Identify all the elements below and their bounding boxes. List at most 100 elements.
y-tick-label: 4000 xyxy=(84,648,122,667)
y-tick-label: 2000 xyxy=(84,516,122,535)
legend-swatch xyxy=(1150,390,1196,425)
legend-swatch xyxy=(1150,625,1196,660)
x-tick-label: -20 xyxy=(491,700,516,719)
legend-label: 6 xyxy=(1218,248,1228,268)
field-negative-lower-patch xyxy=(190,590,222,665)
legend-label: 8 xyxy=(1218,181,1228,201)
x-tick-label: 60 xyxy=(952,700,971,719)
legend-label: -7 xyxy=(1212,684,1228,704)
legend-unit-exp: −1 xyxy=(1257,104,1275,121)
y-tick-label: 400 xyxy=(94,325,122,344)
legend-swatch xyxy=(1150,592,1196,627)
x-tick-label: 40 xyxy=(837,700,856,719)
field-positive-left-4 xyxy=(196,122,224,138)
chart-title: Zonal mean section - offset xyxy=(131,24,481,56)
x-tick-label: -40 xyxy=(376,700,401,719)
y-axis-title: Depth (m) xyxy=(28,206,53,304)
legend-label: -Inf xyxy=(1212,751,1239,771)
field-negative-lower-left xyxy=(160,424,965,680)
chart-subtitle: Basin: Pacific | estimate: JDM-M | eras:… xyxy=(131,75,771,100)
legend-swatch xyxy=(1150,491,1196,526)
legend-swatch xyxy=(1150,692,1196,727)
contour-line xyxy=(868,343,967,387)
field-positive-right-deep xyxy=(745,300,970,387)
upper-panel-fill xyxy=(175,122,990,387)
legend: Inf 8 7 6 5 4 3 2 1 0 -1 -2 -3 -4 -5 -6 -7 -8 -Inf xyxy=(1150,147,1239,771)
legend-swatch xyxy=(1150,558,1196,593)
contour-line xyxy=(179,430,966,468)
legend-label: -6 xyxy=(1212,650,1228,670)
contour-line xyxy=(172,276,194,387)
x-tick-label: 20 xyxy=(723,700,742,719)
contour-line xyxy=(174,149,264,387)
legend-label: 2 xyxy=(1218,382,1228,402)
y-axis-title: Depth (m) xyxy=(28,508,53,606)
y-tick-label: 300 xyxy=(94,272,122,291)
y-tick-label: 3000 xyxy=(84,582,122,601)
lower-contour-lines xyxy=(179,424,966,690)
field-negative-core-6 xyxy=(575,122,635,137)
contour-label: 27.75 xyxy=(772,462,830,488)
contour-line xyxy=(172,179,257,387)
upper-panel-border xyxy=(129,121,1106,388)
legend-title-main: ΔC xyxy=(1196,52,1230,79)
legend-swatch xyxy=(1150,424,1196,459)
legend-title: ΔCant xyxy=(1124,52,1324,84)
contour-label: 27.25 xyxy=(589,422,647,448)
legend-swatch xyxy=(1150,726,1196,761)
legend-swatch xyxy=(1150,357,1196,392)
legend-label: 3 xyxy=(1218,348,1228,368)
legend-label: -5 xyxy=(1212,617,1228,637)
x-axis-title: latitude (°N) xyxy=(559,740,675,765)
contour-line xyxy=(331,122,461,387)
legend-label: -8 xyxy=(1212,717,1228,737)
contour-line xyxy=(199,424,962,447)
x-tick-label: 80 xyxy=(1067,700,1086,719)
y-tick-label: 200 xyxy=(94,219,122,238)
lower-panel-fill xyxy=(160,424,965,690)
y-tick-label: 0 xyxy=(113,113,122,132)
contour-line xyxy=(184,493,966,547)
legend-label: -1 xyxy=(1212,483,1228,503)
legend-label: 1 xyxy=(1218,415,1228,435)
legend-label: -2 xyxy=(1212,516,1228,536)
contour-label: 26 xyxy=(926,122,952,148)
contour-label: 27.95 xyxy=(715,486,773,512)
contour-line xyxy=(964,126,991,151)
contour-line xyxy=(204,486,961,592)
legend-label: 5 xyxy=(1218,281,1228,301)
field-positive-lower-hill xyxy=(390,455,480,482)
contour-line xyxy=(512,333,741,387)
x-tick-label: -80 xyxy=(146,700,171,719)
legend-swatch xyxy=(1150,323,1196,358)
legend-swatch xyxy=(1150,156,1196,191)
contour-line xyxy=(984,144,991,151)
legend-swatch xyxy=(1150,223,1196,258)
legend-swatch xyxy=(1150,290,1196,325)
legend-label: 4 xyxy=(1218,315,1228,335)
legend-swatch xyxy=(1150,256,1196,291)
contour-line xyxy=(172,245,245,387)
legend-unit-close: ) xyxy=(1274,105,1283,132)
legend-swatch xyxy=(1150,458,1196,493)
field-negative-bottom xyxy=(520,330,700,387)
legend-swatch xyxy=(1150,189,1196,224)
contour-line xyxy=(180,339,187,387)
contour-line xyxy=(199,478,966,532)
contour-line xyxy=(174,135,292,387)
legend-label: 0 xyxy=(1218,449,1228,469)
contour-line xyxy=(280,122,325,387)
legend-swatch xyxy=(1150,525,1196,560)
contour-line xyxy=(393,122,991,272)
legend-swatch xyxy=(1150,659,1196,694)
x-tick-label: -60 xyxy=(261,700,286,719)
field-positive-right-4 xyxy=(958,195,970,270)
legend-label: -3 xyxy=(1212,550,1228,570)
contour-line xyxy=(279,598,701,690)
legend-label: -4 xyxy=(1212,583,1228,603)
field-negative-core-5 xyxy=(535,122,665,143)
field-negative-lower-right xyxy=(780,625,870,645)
________________________________________
# What to produce
Copy every row above verbatim, with nothing changed.

# Result of this exercise
Identify all the elements below and their bounding boxes. List at most 100 elements.
y-tick-label: 4000 xyxy=(84,648,122,667)
y-tick-label: 2000 xyxy=(84,516,122,535)
legend-swatch xyxy=(1150,390,1196,425)
legend-swatch xyxy=(1150,625,1196,660)
x-tick-label: -20 xyxy=(491,700,516,719)
legend-label: 6 xyxy=(1218,248,1228,268)
field-negative-lower-patch xyxy=(190,590,222,665)
legend-label: 8 xyxy=(1218,181,1228,201)
x-tick-label: 60 xyxy=(952,700,971,719)
legend-label: -7 xyxy=(1212,684,1228,704)
legend-unit-exp: −1 xyxy=(1257,104,1275,121)
y-tick-label: 400 xyxy=(94,325,122,344)
legend-swatch xyxy=(1150,592,1196,627)
x-tick-label: 40 xyxy=(837,700,856,719)
field-positive-left-4 xyxy=(196,122,224,138)
chart-title: Zonal mean section - offset xyxy=(131,24,481,56)
x-tick-label: -40 xyxy=(376,700,401,719)
y-axis-title: Depth (m) xyxy=(28,206,53,304)
legend-label: -Inf xyxy=(1212,751,1239,771)
field-negative-lower-left xyxy=(160,424,965,680)
chart-subtitle: Basin: Pacific | estimate: JDM-M | eras:… xyxy=(131,75,771,100)
legend-swatch xyxy=(1150,491,1196,526)
legend-swatch xyxy=(1150,692,1196,727)
contour-line xyxy=(868,343,967,387)
field-positive-right-deep xyxy=(745,300,970,387)
upper-panel-fill xyxy=(175,122,990,387)
legend: Inf 8 7 6 5 4 3 2 1 0 -1 -2 -3 -4 -5 -6 -7 -8 -Inf xyxy=(1150,147,1239,771)
legend-swatch xyxy=(1150,558,1196,593)
contour-line xyxy=(179,430,966,468)
legend-label: -6 xyxy=(1212,650,1228,670)
contour-line xyxy=(172,276,194,387)
x-tick-label: 20 xyxy=(723,700,742,719)
contour-line xyxy=(174,149,264,387)
legend-label: 2 xyxy=(1218,382,1228,402)
y-axis-title: Depth (m) xyxy=(28,508,53,606)
y-tick-label: 300 xyxy=(94,272,122,291)
y-tick-label: 3000 xyxy=(84,582,122,601)
lower-contour-lines xyxy=(179,424,966,690)
field-negative-core-6 xyxy=(575,122,635,137)
contour-label: 27.75 xyxy=(772,462,830,488)
contour-line xyxy=(172,179,257,387)
upper-panel-border xyxy=(129,121,1106,388)
legend-title-main: ΔC xyxy=(1196,52,1230,79)
legend-swatch xyxy=(1150,424,1196,459)
legend-title: ΔCant xyxy=(1124,52,1324,84)
contour-label: 27.25 xyxy=(589,422,647,448)
legend-swatch xyxy=(1150,726,1196,761)
legend-swatch xyxy=(1150,357,1196,392)
legend-label: 3 xyxy=(1218,348,1228,368)
legend-label: -5 xyxy=(1212,617,1228,637)
x-axis-title: latitude (°N) xyxy=(559,740,675,765)
contour-line xyxy=(331,122,461,387)
legend-label: -8 xyxy=(1212,717,1228,737)
contour-line xyxy=(199,424,962,447)
x-tick-label: 80 xyxy=(1067,700,1086,719)
y-tick-label: 200 xyxy=(94,219,122,238)
lower-panel-fill xyxy=(160,424,965,690)
y-tick-label: 0 xyxy=(113,113,122,132)
contour-line xyxy=(184,493,966,547)
legend-label: -1 xyxy=(1212,483,1228,503)
legend-label: 1 xyxy=(1218,415,1228,435)
legend-label: -2 xyxy=(1212,516,1228,536)
contour-label: 26 xyxy=(926,122,952,148)
contour-label: 27.95 xyxy=(715,486,773,512)
contour-line xyxy=(964,126,991,151)
contour-line xyxy=(204,486,961,592)
legend-label: 5 xyxy=(1218,281,1228,301)
field-positive-lower-hill xyxy=(390,455,480,482)
contour-line xyxy=(512,333,741,387)
x-tick-label: -80 xyxy=(146,700,171,719)
legend-swatch xyxy=(1150,323,1196,358)
legend-swatch xyxy=(1150,156,1196,191)
contour-line xyxy=(984,144,991,151)
legend-swatch xyxy=(1150,223,1196,258)
legend-swatch xyxy=(1150,290,1196,325)
legend-label: 4 xyxy=(1218,315,1228,335)
legend-swatch xyxy=(1150,256,1196,291)
contour-line xyxy=(172,245,245,387)
legend-unit-close: ) xyxy=(1274,105,1283,132)
legend-swatch xyxy=(1150,458,1196,493)
field-negative-bottom xyxy=(520,330,700,387)
legend-swatch xyxy=(1150,189,1196,224)
contour-line xyxy=(180,339,187,387)
contour-line xyxy=(199,478,966,532)
contour-line xyxy=(174,135,292,387)
legend-label: 0 xyxy=(1218,449,1228,469)
contour-line xyxy=(280,122,325,387)
legend-swatch xyxy=(1150,525,1196,560)
contour-line xyxy=(393,122,991,272)
legend-swatch xyxy=(1150,659,1196,694)
x-tick-label: -60 xyxy=(261,700,286,719)
field-positive-right-4 xyxy=(958,195,970,270)
legend-label: -3 xyxy=(1212,550,1228,570)
contour-line xyxy=(279,598,701,690)
legend-label: -4 xyxy=(1212,583,1228,603)
field-negative-core-5 xyxy=(535,122,665,143)
field-negative-lower-right xyxy=(780,625,870,645)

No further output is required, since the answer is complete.